— Start of The data —
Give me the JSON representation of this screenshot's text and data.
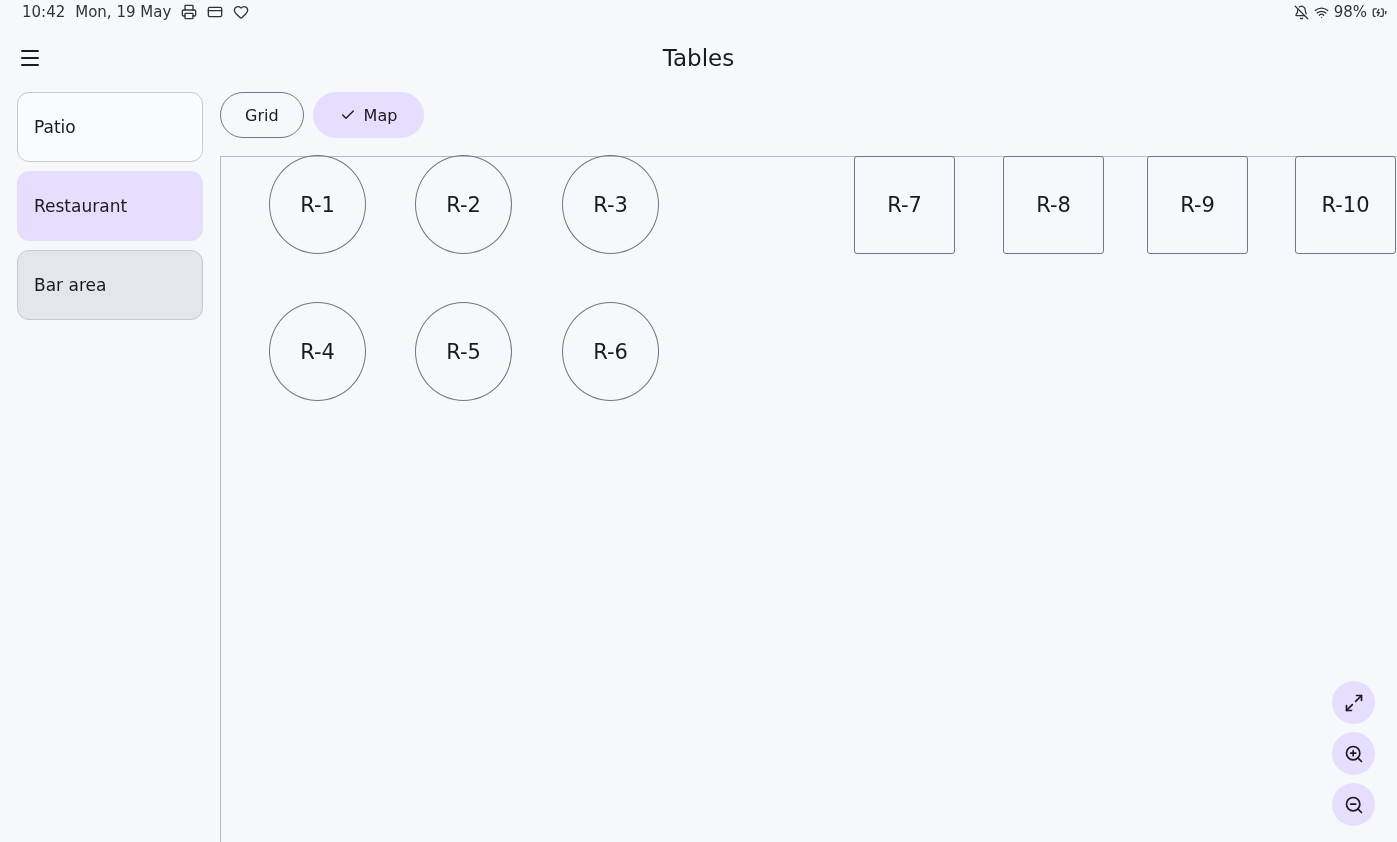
{
  "status_bar": {
    "time": "10:42",
    "date": "Mon, 19 May",
    "battery": "98%"
  },
  "app_bar": {
    "title": "Tables"
  },
  "areas": [
    {
      "label": "Patio",
      "selected": false,
      "highlighted": false
    },
    {
      "label": "Restaurant",
      "selected": true,
      "highlighted": false
    },
    {
      "label": "Bar area",
      "selected": false,
      "highlighted": true
    }
  ],
  "view_modes": [
    {
      "label": "Grid",
      "selected": false
    },
    {
      "label": "Map",
      "selected": true
    }
  ],
  "tables": [
    {
      "label": "R-1",
      "kind": "round"
    },
    {
      "label": "R-2",
      "kind": "round"
    },
    {
      "label": "R-3",
      "kind": "round"
    },
    {
      "label": "R-7",
      "kind": "square"
    },
    {
      "label": "R-8",
      "kind": "square"
    },
    {
      "label": "R-9",
      "kind": "square"
    },
    {
      "label": "R-10",
      "kind": "square"
    },
    {
      "label": "R-4",
      "kind": "round"
    },
    {
      "label": "R-5",
      "kind": "round"
    },
    {
      "label": "R-6",
      "kind": "round"
    }
  ]
}
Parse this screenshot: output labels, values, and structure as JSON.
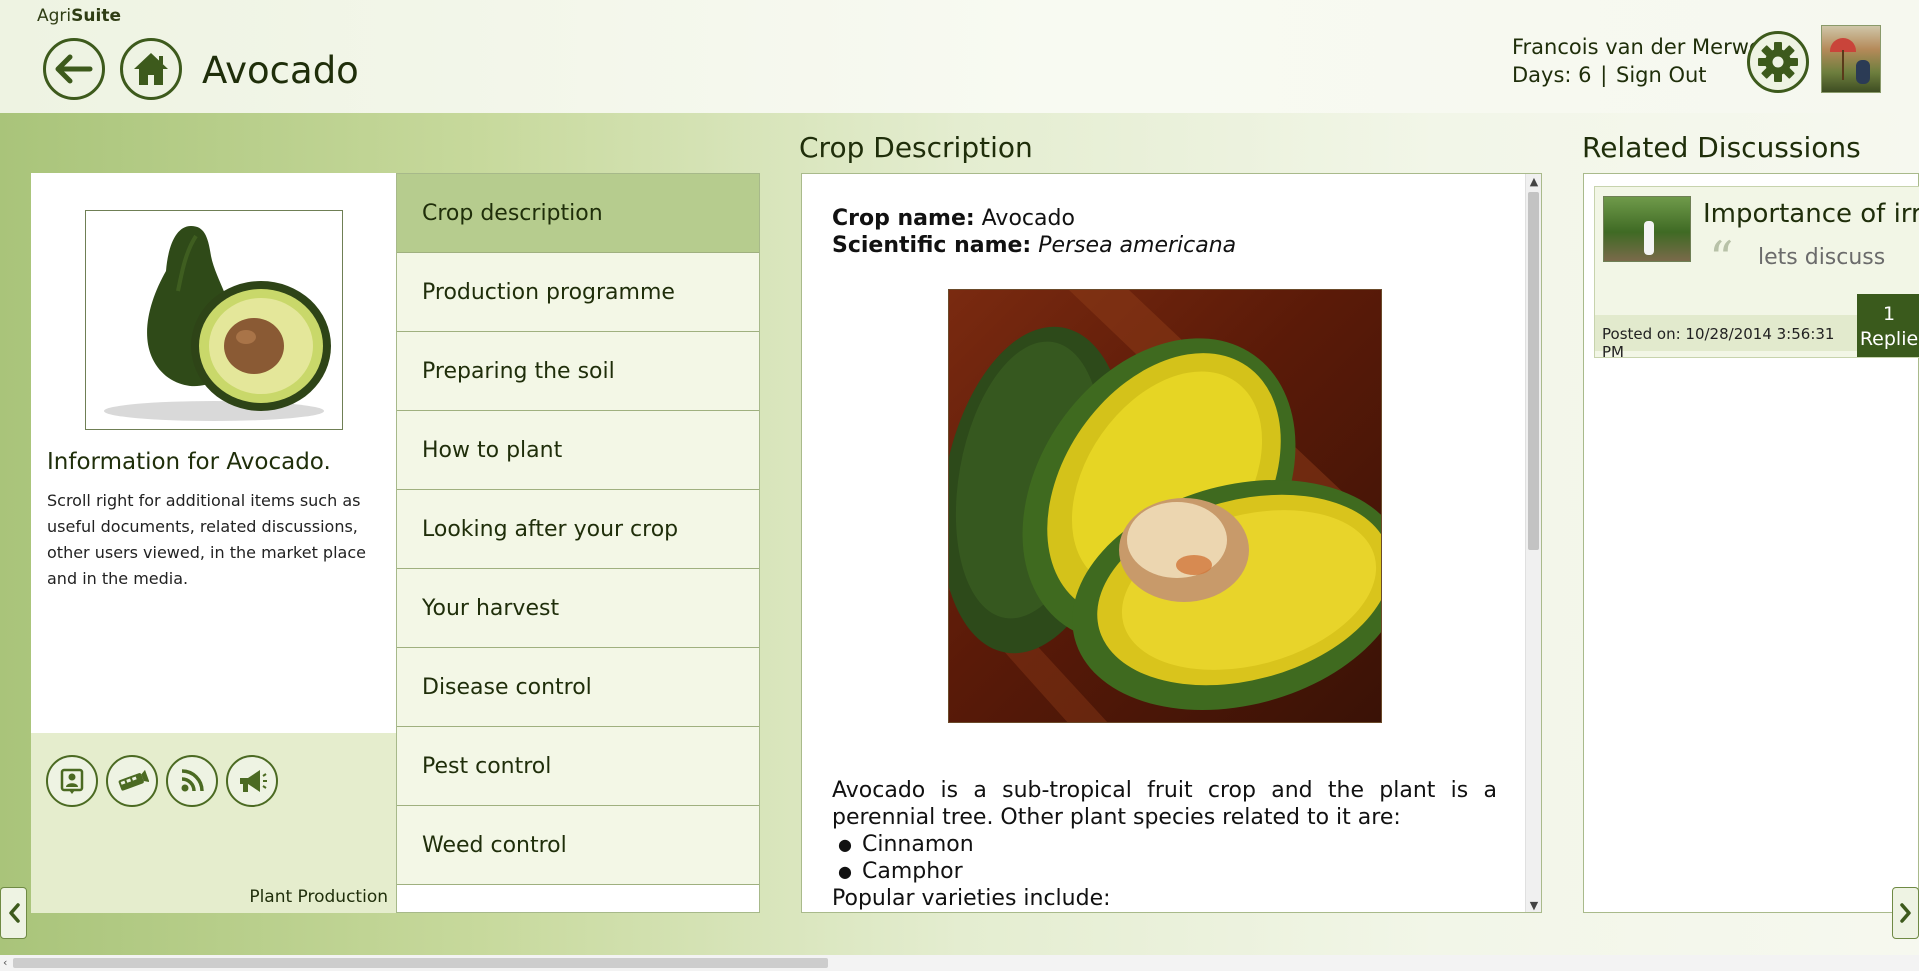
{
  "app": {
    "brand_prefix": "Agri",
    "brand_suffix": "Suite"
  },
  "header": {
    "title": "Avocado",
    "user_name": "Francois van der Merwe",
    "days_label": "Days: 6",
    "separator": "|",
    "sign_out": "Sign Out"
  },
  "icons": {
    "back": "arrow-left-icon",
    "home": "home-icon",
    "settings": "gear-icon"
  },
  "info_card": {
    "heading": "Information for Avocado.",
    "text": "Scroll right for additional items such as useful documents, related discussions, other users viewed, in the market place and in the media.",
    "footer_label": "Plant Production",
    "foot_icons": [
      "contact-card-icon",
      "film-icon",
      "rss-icon",
      "megaphone-icon"
    ]
  },
  "menu": {
    "items": [
      {
        "label": "Crop description",
        "active": true
      },
      {
        "label": "Production programme"
      },
      {
        "label": "Preparing the soil"
      },
      {
        "label": "How to plant"
      },
      {
        "label": "Looking after your crop"
      },
      {
        "label": "Your harvest"
      },
      {
        "label": "Disease control"
      },
      {
        "label": "Pest control"
      },
      {
        "label": "Weed control"
      }
    ]
  },
  "description": {
    "section_title": "Crop Description",
    "crop_name_label": "Crop name:",
    "crop_name": "Avocado",
    "scientific_label": "Scientific name:",
    "scientific_name": "Persea americana",
    "body": "Avocado is a sub-tropical fruit crop and the plant is a perennial tree. Other plant species related to it are:",
    "related": [
      "Cinnamon",
      "Camphor"
    ],
    "varieties_heading": "Popular varieties include:"
  },
  "discussions": {
    "section_title": "Related Discussions",
    "items": [
      {
        "title": "Importance of irr...",
        "snippet": "lets discuss",
        "posted": "Posted on: 10/28/2014 3:56:31 PM",
        "replies_count": "1",
        "replies_label": "Replie"
      }
    ]
  },
  "colors": {
    "accent_dark": "#3d5a1c",
    "menu_active": "#b6cc8e",
    "menu_bg": "#f3f7e6",
    "band_start": "#a9c47a",
    "band_end": "#f6f8ef"
  }
}
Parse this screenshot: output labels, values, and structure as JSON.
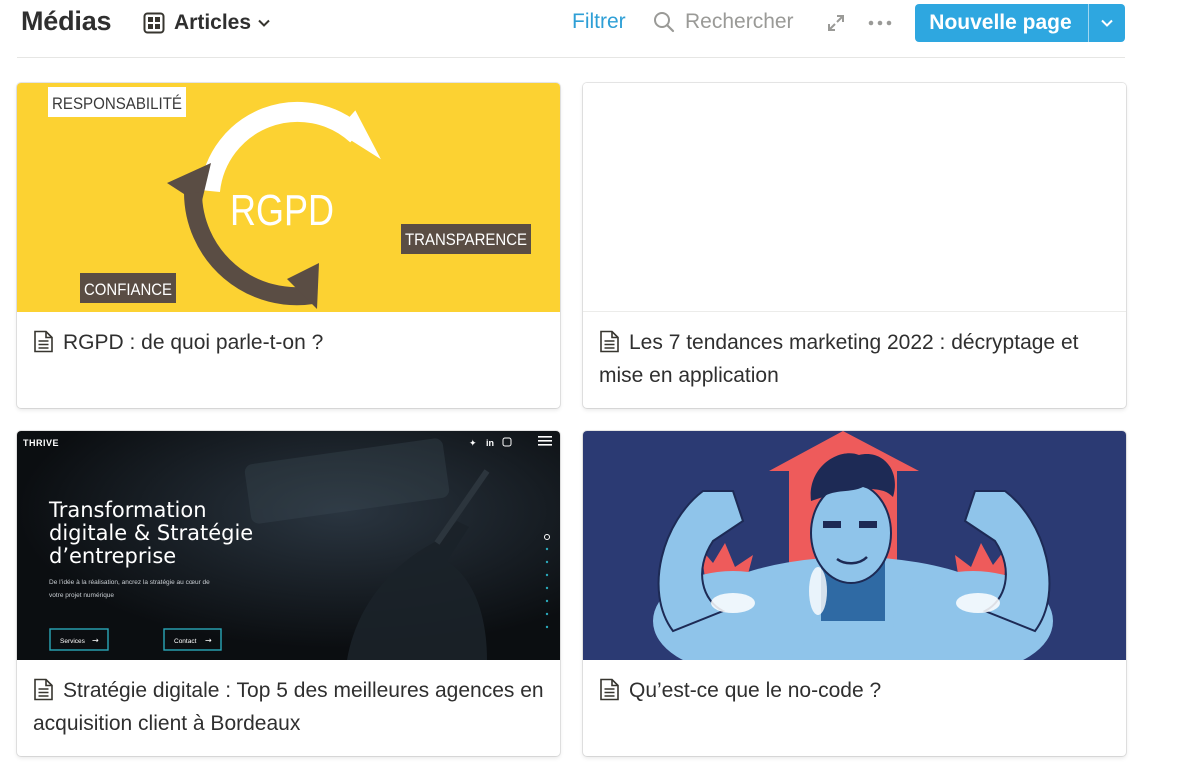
— End of The data —
Work required
Retype all the records shown above, character for character. Omit every picture.

Task answer
Give me the JSON representation of this screenshot's text and data.
{
  "status_bar": {
    "time": "10:42",
    "date": "Mon, 19 May",
    "battery": "98%"
  },
  "app_bar": {
    "title": "Tables"
  },
  "areas": [
    {
      "label": "Patio",
      "selected": false,
      "highlighted": false
    },
    {
      "label": "Restaurant",
      "selected": true,
      "highlighted": false
    },
    {
      "label": "Bar area",
      "selected": false,
      "highlighted": true
    }
  ],
  "view_modes": [
    {
      "label": "Grid",
      "selected": false
    },
    {
      "label": "Map",
      "selected": true
    }
  ],
  "tables": [
    {
      "label": "R-1",
      "kind": "round"
    },
    {
      "label": "R-2",
      "kind": "round"
    },
    {
      "label": "R-3",
      "kind": "round"
    },
    {
      "label": "R-7",
      "kind": "square"
    },
    {
      "label": "R-8",
      "kind": "square"
    },
    {
      "label": "R-9",
      "kind": "square"
    },
    {
      "label": "R-10",
      "kind": "square"
    },
    {
      "label": "R-4",
      "kind": "round"
    },
    {
      "label": "R-5",
      "kind": "round"
    },
    {
      "label": "R-6",
      "kind": "round"
    }
  ]
}
Parse this screenshot: output labels, values, and structure as JSON.
{
  "app": {
    "brand_prefix": "Agri",
    "brand_suffix": "Suite"
  },
  "header": {
    "title": "Avocado",
    "user_name": "Francois van der Merwe",
    "days_label": "Days: 6",
    "separator": "|",
    "sign_out": "Sign Out"
  },
  "icons": {
    "back": "arrow-left-icon",
    "home": "home-icon",
    "settings": "gear-icon"
  },
  "info_card": {
    "heading": "Information for Avocado.",
    "text": "Scroll right for additional items such as useful documents, related discussions, other users viewed, in the market place and in the media.",
    "footer_label": "Plant Production",
    "foot_icons": [
      "contact-card-icon",
      "film-icon",
      "rss-icon",
      "megaphone-icon"
    ]
  },
  "menu": {
    "items": [
      {
        "label": "Crop description",
        "active": true
      },
      {
        "label": "Production programme"
      },
      {
        "label": "Preparing the soil"
      },
      {
        "label": "How to plant"
      },
      {
        "label": "Looking after your crop"
      },
      {
        "label": "Your harvest"
      },
      {
        "label": "Disease control"
      },
      {
        "label": "Pest control"
      },
      {
        "label": "Weed control"
      }
    ]
  },
  "description": {
    "section_title": "Crop Description",
    "crop_name_label": "Crop name:",
    "crop_name": "Avocado",
    "scientific_label": "Scientific name:",
    "scientific_name": "Persea americana",
    "body": "Avocado is a sub-tropical fruit crop and the plant is a perennial tree. Other plant species related to it are:",
    "related": [
      "Cinnamon",
      "Camphor"
    ],
    "varieties_heading": "Popular varieties include:"
  },
  "discussions": {
    "section_title": "Related Discussions",
    "items": [
      {
        "title": "Importance of irr...",
        "snippet": "lets discuss",
        "posted": "Posted on: 10/28/2014 3:56:31 PM",
        "replies_count": "1",
        "replies_label": "Replie"
      }
    ]
  },
  "colors": {
    "accent_dark": "#3d5a1c",
    "menu_active": "#b6cc8e",
    "menu_bg": "#f3f7e6",
    "band_start": "#a9c47a",
    "band_end": "#f6f8ef"
  }
}
Parse this screenshot: output labels, values, and structure as JSON.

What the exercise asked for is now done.